» DIRECTIONS FOR THIS TASK
Identify each line below containing the string "мінімуми" and copy it.

Saved entries:

---

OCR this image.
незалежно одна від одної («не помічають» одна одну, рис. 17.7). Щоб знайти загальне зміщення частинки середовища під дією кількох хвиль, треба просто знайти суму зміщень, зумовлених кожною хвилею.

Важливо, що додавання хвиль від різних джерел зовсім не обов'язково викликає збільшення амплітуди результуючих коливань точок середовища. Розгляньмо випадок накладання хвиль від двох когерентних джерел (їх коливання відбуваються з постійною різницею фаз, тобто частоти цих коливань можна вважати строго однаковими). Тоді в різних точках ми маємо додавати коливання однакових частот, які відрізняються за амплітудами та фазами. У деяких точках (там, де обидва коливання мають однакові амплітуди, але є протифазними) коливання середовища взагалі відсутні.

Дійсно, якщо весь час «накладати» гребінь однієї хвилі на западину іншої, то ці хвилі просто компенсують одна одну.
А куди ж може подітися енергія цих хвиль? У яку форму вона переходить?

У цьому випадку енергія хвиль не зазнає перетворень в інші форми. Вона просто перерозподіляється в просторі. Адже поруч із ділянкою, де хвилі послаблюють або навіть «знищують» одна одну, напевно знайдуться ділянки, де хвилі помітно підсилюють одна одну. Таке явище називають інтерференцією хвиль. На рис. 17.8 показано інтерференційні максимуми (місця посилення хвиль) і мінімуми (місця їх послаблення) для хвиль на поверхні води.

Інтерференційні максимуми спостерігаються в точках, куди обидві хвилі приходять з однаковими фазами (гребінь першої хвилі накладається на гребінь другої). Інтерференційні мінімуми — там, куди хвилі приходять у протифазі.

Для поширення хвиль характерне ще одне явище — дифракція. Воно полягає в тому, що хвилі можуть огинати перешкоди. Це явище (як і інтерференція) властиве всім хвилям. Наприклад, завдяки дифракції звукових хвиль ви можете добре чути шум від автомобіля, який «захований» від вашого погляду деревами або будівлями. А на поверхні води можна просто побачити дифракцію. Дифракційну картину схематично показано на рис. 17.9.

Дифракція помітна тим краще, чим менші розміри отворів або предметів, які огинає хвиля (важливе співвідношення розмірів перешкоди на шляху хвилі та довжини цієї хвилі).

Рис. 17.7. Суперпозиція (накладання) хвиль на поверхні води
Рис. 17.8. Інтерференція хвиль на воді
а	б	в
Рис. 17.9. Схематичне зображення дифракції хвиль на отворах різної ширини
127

---

» SOLUTION FOR THIS EXERCISE
У цьому випадку енергія хвиль не зазнає перетворень в інші форми. Вона просто перерозподіляється в просторі. Адже поруч із ділянкою, де хвилі послаблюють або навіть «знищують» одна одну, напевно знайдуться ділянки, де хвилі помітно підсилюють одна одну. Таке явище називають інтерференцією хвиль. На рис. 17.8 показано інтерференційні максимуми (місця посилення хвиль) і мінімуми (місця їх послаблення) для хвиль на поверхні води.
Інтерференційні максимуми спостерігаються в точках, куди обидві хвилі приходять з однаковими фазами (гребінь першої хвилі накладається на гребінь другої). Інтерференційні мінімуми — там, куди хвилі приходять у протифазі.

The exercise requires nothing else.